_What is required_
Please find all lines in the data that hold the string "centre" and copy them.

--- Data section ---

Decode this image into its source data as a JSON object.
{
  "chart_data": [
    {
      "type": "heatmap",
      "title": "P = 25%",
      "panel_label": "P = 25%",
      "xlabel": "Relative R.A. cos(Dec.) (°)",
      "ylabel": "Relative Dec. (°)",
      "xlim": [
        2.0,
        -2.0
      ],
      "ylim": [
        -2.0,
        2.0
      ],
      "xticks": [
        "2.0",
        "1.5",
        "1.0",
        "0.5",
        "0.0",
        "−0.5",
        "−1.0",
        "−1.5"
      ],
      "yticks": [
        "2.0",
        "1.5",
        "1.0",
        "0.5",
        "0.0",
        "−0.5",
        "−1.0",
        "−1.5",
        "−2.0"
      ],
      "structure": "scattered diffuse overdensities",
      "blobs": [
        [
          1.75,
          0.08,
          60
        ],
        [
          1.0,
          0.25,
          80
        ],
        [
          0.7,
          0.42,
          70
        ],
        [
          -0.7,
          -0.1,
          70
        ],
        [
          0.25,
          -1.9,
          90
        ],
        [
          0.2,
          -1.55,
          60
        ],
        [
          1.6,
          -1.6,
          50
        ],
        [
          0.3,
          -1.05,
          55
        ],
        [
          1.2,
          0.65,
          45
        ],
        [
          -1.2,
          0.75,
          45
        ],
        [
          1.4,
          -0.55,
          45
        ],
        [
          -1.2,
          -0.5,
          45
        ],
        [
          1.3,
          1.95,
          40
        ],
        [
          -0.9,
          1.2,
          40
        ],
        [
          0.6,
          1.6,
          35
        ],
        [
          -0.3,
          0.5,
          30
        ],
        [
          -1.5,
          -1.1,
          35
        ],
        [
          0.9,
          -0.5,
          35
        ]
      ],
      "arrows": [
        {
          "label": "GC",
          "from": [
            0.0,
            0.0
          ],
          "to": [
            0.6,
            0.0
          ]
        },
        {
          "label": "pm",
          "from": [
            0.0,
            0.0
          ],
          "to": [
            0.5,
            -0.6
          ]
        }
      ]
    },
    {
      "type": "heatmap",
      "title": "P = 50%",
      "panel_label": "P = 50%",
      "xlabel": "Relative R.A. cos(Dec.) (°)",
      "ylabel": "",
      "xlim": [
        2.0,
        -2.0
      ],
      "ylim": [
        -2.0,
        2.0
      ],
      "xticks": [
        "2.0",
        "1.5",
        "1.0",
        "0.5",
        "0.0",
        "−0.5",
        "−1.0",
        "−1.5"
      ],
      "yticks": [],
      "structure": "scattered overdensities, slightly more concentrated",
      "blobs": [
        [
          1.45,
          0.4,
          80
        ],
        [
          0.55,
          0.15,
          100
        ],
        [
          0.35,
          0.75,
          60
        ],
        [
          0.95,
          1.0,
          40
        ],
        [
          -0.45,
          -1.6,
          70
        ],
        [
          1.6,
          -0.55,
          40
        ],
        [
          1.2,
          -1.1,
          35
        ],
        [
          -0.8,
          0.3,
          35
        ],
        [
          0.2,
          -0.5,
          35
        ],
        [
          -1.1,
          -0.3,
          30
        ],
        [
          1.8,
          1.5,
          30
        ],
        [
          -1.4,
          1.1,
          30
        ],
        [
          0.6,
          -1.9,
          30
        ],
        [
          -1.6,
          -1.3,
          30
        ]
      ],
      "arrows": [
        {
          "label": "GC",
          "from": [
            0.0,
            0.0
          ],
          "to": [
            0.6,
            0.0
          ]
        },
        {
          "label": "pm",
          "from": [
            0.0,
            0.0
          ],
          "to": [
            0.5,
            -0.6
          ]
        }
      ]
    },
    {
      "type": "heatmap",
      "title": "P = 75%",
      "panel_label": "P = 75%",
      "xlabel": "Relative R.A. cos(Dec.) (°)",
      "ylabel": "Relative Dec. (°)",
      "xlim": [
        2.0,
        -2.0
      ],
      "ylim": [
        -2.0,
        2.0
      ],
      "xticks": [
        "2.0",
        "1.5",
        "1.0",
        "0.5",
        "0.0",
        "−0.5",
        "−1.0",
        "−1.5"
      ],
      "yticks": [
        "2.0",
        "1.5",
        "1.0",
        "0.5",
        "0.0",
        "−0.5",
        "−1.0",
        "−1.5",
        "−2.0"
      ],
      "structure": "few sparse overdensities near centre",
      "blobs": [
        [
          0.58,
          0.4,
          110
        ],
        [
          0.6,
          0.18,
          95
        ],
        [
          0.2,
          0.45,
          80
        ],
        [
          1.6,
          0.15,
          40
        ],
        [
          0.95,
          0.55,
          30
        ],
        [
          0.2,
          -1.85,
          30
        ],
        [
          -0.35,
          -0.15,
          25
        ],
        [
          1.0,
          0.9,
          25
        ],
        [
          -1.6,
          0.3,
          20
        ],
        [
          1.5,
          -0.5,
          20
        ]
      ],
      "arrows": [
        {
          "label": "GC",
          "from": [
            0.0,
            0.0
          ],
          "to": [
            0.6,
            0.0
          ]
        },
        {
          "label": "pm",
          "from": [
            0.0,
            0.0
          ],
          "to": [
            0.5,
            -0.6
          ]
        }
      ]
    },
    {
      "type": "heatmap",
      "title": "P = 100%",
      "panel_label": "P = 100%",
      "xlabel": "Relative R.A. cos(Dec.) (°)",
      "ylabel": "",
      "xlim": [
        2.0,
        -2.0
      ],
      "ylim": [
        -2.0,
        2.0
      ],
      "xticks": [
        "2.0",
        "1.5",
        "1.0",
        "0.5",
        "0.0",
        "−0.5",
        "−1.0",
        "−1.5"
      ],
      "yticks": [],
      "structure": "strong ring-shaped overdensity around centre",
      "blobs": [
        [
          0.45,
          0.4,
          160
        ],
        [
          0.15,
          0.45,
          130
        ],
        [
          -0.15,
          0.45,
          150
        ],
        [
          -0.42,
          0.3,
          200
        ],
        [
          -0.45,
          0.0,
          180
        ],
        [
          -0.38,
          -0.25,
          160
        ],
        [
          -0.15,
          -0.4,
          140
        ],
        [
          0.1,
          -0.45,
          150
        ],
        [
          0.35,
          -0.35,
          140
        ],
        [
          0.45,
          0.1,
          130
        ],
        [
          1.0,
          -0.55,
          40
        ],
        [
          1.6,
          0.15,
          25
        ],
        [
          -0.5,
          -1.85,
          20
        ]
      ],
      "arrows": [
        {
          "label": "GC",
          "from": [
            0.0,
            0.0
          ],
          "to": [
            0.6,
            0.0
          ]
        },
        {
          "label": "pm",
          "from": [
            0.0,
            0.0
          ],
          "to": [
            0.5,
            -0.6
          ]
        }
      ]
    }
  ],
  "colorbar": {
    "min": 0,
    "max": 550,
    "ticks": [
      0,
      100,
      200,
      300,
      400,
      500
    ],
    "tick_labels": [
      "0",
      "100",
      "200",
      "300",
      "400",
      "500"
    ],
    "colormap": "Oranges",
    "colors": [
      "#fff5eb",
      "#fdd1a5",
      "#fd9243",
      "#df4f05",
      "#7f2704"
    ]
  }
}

---

_Reply to the exercise_
      "structure": "few sparse overdensities near centre",
      "structure": "strong ring-shaped overdensity around centre",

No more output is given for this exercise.